[Source passage Boundary: Start]

Each participant was sent a Web camera (Logitech, Fremont, Calif) to connect to his or her computer for follow-up discussions, unless the participant’s computer had a built-in camera. Discussions were scheduled to be as convenient as possible for the participants, taking into account both their time zones and work schedules. Almost all were set to begin at 6:00 pm local time, so that the orthodontists could finish their office day and stay at the office for the discussion.
For groups 1 and 2, the original seminars were led by 6 faculty members from the University of North Carolina or Ohio State University, and all discussions were led by William R. Proffit except for the temporary anchorage device seminar for group 2, which was led by Robert Scholz. Participants in groups 1 through 4 were told before the experiment that the discussions would last approximately 30 minutes, but they frequently ran over the allotted time because the group wanted to continue talking about points of interest. As with the residents, group 5 had a 1-hour live discussion.

[Source passage Boundary: End]
[Extracted entries Boundary: Start]

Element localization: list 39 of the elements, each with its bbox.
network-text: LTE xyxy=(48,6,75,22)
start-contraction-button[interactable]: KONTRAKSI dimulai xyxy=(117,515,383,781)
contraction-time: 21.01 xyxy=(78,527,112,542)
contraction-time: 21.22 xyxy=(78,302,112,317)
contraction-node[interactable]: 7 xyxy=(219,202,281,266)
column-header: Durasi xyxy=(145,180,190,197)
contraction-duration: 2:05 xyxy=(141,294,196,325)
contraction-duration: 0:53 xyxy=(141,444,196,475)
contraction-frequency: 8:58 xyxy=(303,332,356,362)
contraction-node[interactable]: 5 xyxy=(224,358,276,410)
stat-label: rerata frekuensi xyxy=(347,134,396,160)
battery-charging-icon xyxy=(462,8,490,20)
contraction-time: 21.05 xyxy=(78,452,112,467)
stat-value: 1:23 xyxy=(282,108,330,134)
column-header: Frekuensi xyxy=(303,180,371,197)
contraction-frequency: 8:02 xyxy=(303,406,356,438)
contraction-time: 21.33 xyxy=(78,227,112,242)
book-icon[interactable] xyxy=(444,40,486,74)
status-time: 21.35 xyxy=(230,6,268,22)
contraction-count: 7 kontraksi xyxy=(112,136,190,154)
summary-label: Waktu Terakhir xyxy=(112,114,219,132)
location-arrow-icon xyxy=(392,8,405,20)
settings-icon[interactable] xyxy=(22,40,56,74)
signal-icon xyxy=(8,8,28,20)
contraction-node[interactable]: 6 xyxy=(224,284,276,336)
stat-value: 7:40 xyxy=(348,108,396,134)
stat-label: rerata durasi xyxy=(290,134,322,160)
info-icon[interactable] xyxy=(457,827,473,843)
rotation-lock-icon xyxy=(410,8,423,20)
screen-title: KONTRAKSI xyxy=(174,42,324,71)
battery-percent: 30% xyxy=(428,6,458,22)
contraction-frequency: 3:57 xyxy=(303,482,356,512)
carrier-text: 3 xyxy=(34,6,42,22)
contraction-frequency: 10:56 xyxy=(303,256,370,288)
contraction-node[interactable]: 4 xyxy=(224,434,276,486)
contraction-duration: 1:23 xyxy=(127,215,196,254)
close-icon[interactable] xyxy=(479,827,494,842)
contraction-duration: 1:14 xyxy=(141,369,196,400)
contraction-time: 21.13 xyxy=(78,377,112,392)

[Extracted entries Boundary: End]

| Exercise |
Continue the passage about the orthodontists' seminar discussions, starting after its last sentence.

| Response area |
WebEx (Cisco, Santa Clara, Calif), the software program that was used for the videoconferencing for groups 1 through 4, allows real-time sharing of desktop information such as Word documents (Microsoft, Redmond, Wash) and slides, and slides were included in the discussions with groups 1 and 2, as they had been in the recorded seminars these groups saw. Slides were not included in Current Topics seminars, however, so they were not viewed in the recorded seminars for groups 3 through 5 or used in those follow-up discussions. To minimize bandwidth issues and to maintain communication with a participant who might have computer trouble, WebEx was used solely as a video feed. For audio, participants used their telephones to join a numerically identified conference call through a standard conference-calling service. For group 5, Elluminate software (Pleasanton, Calif), with both audio and video transmitted over the Internet, was used, eliminating the need for a conference call. Both WebEx and Elluminate place 6 images of participants in windows on the computer screen; if there are more than 6 participants, each person can select whose images are on his or her screen at any moment.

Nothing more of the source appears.